+++ Okuma metni

2007 seçimlerinden Ak Parti zaferle çıkınca, dünya çapında meşhur ve o çapta hadsiz piyanist Fazıl, bir Alman gazetesine röportaj vermiş, yılan dolanmış bir tavşan edasıyla dünyanın bütün kuzgunlarına çığlık atmış ve Türkiye’yi şikâyet etmişti:

“Türkiye'yi terk etmeyi düşünüyorum, çünkü İslamcılar zaten kazandı… Bakan eşlerinin bile başları örtülü, Türkiye'de yüzde 30'lara düştük, bu ülkede yaşanmaz!”

Bu kadar mı? Tabi ki hayır… Fazıl Say neticede, piyano tuşlarına gizlice imansızlık trafosu bağlanmış da elektriğe kapılmış gibi titrek ve küfür bağnazlığının cezbeli parkinsonudur… Allah’tan, İslam’dan, imandan, ezandan iğrenmektedir… İşte 2012’de paylaştığı mesajlardan bir seçki… Küçük enişte Fazıl, Ömer Hayyam rubaisinin tavassutuyla ortaya atlamış ve Allah’a horozlanmış:

“Irmaklarından şaraplar akacak diyorsun, cenneti alâ meyhane midir? Her mümine iki huri vereceğim diyorsun! Cenneti alâ kerhane midir?”

Yetmiyor, küçük enişte palazlanıyor, bu defa Allah’a inanan herkesi, olduğuna inanmadığı Allah’la beraber aşağılamaya kalkıyor:

“Bilmem fark ettiniz mi nerede yavşak, adi magazinci varsa hepsi Allahçı… Bu bir paradoks mu?”

Fazıl Say zaten, Afganistanlı “üç beş kız çocuğu”na da, Ak Parti’ye de, Recep Tayyip Erdoğan’a da “Allahçı” oldukları için düşmandı! Peki Fazıl Say, bu düşmanlıklarından vaz mı geçti? Ya da Allah’ı bir eroin -haşa!-, bütün Müslümanları da bu eroinin yavşak ve adi bağımlısı gibi görmekten nedamet mi getirdi? Şu nabızların, hadisenin vicdanında bir gerçeklik olarak attığını da kaydetmeliyiz: Küfredilen Allah… Allah’a küfredildiği için öfkelenen samimi Müslümanlar… Recep Tayyip Erdoğan ziyaret ettiği için “Allahçı” olmayan Allah’a küfretmiş Fazıl Say… Ama Recep Tayyip Erdoğan, Allah’a küfreden Fazıl Say’ın davetine icabet ettiği için rencide olan samimi Müslümanlar…  Yakın tutulduğu için yaklaşmayan düşman ama rencide edildiği için peyderpey uzaklaşan dost… Düşman hattında bir semizlenme de meydana getirebilecek bu nabız, başka başka hadiselerin kol ve boyun mafsallarında Ak Parti için ata dursun, aksini beyan etmediğinden Fazıl Say’ın, halâ “Allah’a küfür” mevzisinde durduğunu söyleyebiliriz. Öyleyse sesleniyoruz:

“Ey Recep Tayyip Erdoğan’ın, az evvel kaydettiğimiz sebeplerle Fazıl Say’a uzattığı ele bakıp, Fazıl Say’ı hidayete ermiş gibi selamlayan Müslümanlar! Kalplerinize bakınız ve orada “Hubb-i fillah buğz-i fillah” keyfiyetinden yana bir akametin olup olmadığını kontrol ediniz!”

++++++
+++ Sağlanan satırlar

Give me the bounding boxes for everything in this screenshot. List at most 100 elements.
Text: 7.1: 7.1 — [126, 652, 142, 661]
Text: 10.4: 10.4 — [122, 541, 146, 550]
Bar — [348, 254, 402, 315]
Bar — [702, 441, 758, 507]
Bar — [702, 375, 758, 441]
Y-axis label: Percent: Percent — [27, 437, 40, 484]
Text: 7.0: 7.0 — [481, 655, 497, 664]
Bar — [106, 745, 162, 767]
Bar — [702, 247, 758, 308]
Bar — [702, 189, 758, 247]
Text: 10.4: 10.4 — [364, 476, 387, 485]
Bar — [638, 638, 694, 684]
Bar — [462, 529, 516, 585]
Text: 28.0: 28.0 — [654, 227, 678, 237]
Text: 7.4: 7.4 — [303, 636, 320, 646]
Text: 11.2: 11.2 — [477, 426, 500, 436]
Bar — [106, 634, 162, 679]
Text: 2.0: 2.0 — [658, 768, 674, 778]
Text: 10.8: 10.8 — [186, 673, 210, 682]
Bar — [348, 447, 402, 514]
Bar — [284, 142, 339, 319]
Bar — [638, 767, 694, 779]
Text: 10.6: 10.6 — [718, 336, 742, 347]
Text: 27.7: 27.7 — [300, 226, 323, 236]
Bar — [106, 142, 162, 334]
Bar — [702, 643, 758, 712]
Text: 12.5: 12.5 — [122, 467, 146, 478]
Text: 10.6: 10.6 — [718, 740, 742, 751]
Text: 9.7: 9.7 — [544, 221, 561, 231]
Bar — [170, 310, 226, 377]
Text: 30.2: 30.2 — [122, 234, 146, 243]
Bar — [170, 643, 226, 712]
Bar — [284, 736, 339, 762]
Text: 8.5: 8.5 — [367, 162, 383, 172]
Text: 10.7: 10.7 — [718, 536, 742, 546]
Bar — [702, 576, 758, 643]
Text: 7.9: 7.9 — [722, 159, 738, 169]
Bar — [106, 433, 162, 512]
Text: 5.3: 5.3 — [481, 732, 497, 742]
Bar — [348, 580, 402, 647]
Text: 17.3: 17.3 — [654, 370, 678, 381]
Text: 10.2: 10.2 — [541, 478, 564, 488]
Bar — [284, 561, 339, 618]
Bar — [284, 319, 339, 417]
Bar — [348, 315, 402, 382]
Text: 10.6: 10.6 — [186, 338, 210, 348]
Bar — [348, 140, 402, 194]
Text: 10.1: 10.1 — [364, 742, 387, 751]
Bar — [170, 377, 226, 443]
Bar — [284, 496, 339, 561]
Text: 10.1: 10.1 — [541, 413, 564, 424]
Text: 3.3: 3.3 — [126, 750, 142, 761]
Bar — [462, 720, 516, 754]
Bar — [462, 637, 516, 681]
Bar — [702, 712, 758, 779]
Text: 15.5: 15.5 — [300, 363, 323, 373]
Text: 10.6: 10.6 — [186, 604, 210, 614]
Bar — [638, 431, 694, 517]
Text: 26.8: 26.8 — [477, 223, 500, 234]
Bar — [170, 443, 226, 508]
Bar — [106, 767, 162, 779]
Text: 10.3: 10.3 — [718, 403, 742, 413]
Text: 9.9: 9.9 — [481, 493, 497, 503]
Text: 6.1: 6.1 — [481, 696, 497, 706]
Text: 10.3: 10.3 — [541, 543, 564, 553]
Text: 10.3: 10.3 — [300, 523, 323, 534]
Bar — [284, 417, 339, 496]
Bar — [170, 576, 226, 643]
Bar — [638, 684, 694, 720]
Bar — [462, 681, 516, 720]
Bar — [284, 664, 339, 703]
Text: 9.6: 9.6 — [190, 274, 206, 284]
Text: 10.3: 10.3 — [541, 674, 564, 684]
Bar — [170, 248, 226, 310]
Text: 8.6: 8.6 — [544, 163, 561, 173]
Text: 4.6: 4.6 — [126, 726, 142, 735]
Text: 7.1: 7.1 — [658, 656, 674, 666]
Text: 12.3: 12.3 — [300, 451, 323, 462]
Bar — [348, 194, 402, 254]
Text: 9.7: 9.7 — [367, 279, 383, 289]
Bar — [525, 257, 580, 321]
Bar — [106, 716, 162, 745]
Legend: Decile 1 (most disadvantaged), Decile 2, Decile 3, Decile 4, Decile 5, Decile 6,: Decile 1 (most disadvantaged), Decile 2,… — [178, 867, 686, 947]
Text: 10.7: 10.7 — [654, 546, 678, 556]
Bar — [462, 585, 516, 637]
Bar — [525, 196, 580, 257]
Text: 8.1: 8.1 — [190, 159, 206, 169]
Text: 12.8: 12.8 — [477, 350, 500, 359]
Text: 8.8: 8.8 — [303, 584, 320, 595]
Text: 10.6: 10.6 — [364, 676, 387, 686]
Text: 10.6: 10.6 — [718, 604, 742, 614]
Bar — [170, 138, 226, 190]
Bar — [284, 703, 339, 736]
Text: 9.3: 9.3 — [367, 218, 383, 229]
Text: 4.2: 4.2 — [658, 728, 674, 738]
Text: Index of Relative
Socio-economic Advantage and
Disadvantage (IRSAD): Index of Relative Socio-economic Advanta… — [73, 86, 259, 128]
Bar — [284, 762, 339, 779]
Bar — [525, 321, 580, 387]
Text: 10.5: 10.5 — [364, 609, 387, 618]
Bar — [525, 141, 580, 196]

++++++

* [Verilen görev 1]: Fazıl Say hakkındaki okuma metninde adı geçen insanları sıralayın.
* [Verilen görev 2]: Sağlanan satırların başından "Text: 7.0: 7.0 — [481, 655, 497, 664]" ifadesini içeren satıra kadarki bölümü, iki uç da dahil olmak üzere, yeniden yazın.

* [Doğru sonuç 1]: Fazıl Say, Ömer Hayyam, Recep Tayyip Erdoğan

* [Doğru sonuç 2]:
Give me the bounding boxes for everything in this screenshot. List at most 100 elements.
Text: 7.1: 7.1 — [126, 652, 142, 661]
Text: 10.4: 10.4 — [122, 541, 146, 550]
Bar — [348, 254, 402, 315]
Bar — [702, 441, 758, 507]
Bar — [702, 375, 758, 441]
Y-axis label: Percent: Percent — [27, 437, 40, 484]
Text: 7.0: 7.0 — [481, 655, 497, 664]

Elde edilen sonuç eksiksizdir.